» REQUIREMENT:
Output each entry exactly; skip nothing.

» RECORDS FOR THE TASK:
-------

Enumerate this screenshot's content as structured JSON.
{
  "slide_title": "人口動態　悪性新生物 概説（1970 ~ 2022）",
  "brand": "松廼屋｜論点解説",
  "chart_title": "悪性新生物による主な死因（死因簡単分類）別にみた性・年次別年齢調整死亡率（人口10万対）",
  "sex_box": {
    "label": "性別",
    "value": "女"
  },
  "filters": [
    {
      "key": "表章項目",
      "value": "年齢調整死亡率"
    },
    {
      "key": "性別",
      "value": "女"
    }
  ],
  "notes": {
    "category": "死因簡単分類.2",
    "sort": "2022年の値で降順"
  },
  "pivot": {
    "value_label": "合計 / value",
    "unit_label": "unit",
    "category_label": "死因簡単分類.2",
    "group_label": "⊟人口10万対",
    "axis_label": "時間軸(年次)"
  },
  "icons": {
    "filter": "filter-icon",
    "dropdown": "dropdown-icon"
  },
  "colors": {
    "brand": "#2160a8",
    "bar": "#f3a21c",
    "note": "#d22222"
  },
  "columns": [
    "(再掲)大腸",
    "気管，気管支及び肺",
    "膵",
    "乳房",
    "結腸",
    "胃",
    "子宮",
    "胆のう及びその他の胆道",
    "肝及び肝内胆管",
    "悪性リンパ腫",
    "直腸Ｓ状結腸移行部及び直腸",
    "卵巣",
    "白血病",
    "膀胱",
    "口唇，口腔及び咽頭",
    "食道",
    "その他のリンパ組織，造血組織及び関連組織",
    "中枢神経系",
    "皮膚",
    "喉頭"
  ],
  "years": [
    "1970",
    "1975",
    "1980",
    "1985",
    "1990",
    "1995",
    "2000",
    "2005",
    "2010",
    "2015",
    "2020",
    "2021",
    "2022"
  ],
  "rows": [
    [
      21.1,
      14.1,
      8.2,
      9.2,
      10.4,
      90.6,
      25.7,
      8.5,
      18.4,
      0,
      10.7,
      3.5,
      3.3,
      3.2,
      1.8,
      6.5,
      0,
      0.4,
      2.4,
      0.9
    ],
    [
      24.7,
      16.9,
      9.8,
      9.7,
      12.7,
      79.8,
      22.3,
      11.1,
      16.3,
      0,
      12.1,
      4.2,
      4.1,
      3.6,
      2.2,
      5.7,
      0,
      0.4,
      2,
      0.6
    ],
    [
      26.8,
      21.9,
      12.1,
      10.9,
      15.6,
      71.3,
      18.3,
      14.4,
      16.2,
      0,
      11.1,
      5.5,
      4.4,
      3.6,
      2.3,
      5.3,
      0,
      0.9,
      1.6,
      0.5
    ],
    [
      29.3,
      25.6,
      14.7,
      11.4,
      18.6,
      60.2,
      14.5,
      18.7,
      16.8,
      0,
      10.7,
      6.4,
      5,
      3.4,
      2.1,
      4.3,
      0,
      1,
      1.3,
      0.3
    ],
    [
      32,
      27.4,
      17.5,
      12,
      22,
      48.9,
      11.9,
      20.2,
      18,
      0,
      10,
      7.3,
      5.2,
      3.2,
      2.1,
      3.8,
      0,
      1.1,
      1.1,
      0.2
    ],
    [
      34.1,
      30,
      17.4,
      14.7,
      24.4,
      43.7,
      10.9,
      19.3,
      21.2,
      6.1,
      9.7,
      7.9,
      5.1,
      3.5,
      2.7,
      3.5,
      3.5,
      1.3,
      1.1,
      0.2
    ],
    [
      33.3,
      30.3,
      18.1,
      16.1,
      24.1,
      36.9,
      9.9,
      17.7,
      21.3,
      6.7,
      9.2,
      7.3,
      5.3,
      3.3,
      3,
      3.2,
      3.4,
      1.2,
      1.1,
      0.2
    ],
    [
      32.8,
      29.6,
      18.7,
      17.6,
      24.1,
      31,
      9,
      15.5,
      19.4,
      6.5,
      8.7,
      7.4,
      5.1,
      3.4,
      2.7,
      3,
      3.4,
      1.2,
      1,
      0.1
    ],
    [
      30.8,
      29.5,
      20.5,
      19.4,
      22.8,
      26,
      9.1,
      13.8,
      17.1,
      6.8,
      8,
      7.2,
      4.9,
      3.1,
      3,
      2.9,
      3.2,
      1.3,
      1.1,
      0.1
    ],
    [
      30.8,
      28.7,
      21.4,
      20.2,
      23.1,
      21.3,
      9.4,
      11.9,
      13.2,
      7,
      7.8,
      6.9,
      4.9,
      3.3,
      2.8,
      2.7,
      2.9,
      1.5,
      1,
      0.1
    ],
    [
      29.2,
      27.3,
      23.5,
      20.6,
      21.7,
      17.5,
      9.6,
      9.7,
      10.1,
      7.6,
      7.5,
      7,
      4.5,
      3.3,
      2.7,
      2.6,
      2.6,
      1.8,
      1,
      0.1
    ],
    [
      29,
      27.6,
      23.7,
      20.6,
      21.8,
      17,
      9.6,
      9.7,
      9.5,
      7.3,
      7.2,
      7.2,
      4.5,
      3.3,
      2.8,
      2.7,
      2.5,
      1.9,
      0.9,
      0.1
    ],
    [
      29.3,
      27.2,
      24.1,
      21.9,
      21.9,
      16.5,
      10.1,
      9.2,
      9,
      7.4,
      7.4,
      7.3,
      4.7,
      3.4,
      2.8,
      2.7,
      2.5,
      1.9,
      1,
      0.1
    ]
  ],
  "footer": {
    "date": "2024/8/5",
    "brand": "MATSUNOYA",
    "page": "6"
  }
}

-------

» SOLUTION FOR THIS PROBLEM:
Enumerate this screenshot's content as structured JSON.
{
  "slide_title": "人口動態　悪性新生物 概説（1970 ~ 2022）",
  "brand": "松廼屋｜論点解説",
  "chart_title": "悪性新生物による主な死因（死因簡単分類）別にみた性・年次別年齢調整死亡率（人口10万対）",
  "sex_box": {
    "label": "性別",
    "value": "女"
  },
  "filters": [
    {
      "key": "表章項目",
      "value": "年齢調整死亡率"
    },
    {
      "key": "性別",
      "value": "女"
    }
  ],
  "notes": {
    "category": "死因簡単分類.2",
    "sort": "2022年の値で降順"
  },
  "pivot": {
    "value_label": "合計 / value",
    "unit_label": "unit",
    "category_label": "死因簡単分類.2",
    "group_label": "⊟人口10万対",
    "axis_label": "時間軸(年次)"
  },
  "icons": {
    "filter": "filter-icon",
    "dropdown": "dropdown-icon"
  },
  "colors": {
    "brand": "#2160a8",
    "bar": "#f3a21c",
    "note": "#d22222"
  },
  "columns": [
    "(再掲)大腸",
    "気管，気管支及び肺",
    "膵",
    "乳房",
    "結腸",
    "胃",
    "子宮",
    "胆のう及びその他の胆道",
    "肝及び肝内胆管",
    "悪性リンパ腫",
    "直腸Ｓ状結腸移行部及び直腸",
    "卵巣",
    "白血病",
    "膀胱",
    "口唇，口腔及び咽頭",
    "食道",
    "その他のリンパ組織，造血組織及び関連組織",
    "中枢神経系",
    "皮膚",
    "喉頭"
  ],
  "years": [
    "1970",
    "1975",
    "1980",
    "1985",
    "1990",
    "1995",
    "2000",
    "2005",
    "2010",
    "2015",
    "2020",
    "2021",
    "2022"
  ],
  "rows": [
    [
      21.1,
      14.1,
      8.2,
      9.2,
      10.4,
      90.6,
      25.7,
      8.5,
      18.4,
      0,
      10.7,
      3.5,
      3.3,
      3.2,
      1.8,
      6.5,
      0,
      0.4,
      2.4,
      0.9
    ],
    [
      24.7,
      16.9,
      9.8,
      9.7,
      12.7,
      79.8,
      22.3,
      11.1,
      16.3,
      0,
      12.1,
      4.2,
      4.1,
      3.6,
      2.2,
      5.7,
      0,
      0.4,
      2,
      0.6
    ],
    [
      26.8,
      21.9,
      12.1,
      10.9,
      15.6,
      71.3,
      18.3,
      14.4,
      16.2,
      0,
      11.1,
      5.5,
      4.4,
      3.6,
      2.3,
      5.3,
      0,
      0.9,
      1.6,
      0.5
    ],
    [
      29.3,
      25.6,
      14.7,
      11.4,
      18.6,
      60.2,
      14.5,
      18.7,
      16.8,
      0,
      10.7,
      6.4,
      5,
      3.4,
      2.1,
      4.3,
      0,
      1,
      1.3,
      0.3
    ],
    [
      32,
      27.4,
      17.5,
      12,
      22,
      48.9,
      11.9,
      20.2,
      18,
      0,
      10,
      7.3,
      5.2,
      3.2,
      2.1,
      3.8,
      0,
      1.1,
      1.1,
      0.2
    ],
    [
      34.1,
      30,
      17.4,
      14.7,
      24.4,
      43.7,
      10.9,
      19.3,
      21.2,
      6.1,
      9.7,
      7.9,
      5.1,
      3.5,
      2.7,
      3.5,
      3.5,
      1.3,
      1.1,
      0.2
    ],
    [
      33.3,
      30.3,
      18.1,
      16.1,
      24.1,
      36.9,
      9.9,
      17.7,
      21.3,
      6.7,
      9.2,
      7.3,
      5.3,
      3.3,
      3,
      3.2,
      3.4,
      1.2,
      1.1,
      0.2
    ],
    [
      32.8,
      29.6,
      18.7,
      17.6,
      24.1,
      31,
      9,
      15.5,
      19.4,
      6.5,
      8.7,
      7.4,
      5.1,
      3.4,
      2.7,
      3,
      3.4,
      1.2,
      1,
      0.1
    ],
    [
      30.8,
      29.5,
      20.5,
      19.4,
      22.8,
      26,
      9.1,
      13.8,
      17.1,
      6.8,
      8,
      7.2,
      4.9,
      3.1,
      3,
      2.9,
      3.2,
      1.3,
      1.1,
      0.1
    ],
    [
      30.8,
      28.7,
      21.4,
      20.2,
      23.1,
      21.3,
      9.4,
      11.9,
      13.2,
      7,
      7.8,
      6.9,
      4.9,
      3.3,
      2.8,
      2.7,
      2.9,
      1.5,
      1,
      0.1
    ],
    [
      29.2,
      27.3,
      23.5,
      20.6,
      21.7,
      17.5,
      9.6,
      9.7,
      10.1,
      7.6,
      7.5,
      7,
      4.5,
      3.3,
      2.7,
      2.6,
      2.6,
      1.8,
      1,
      0.1
    ],
    [
      29,
      27.6,
      23.7,
      20.6,
      21.8,
      17,
      9.6,
      9.7,
      9.5,
      7.3,
      7.2,
      7.2,
      4.5,
      3.3,
      2.8,
      2.7,
      2.5,
      1.9,
      0.9,
      0.1
    ],
    [
      29.3,
      27.2,
      24.1,
      21.9,
      21.9,
      16.5,
      10.1,
      9.2,
      9,
      7.4,
      7.4,
      7.3,
      4.7,
      3.4,
      2.8,
      2.7,
      2.5,
      1.9,
      1,
      0.1
    ]
  ],
  "footer": {
    "date": "2024/8/5",
    "brand": "MATSUNOYA",
    "page": "6"
  }
}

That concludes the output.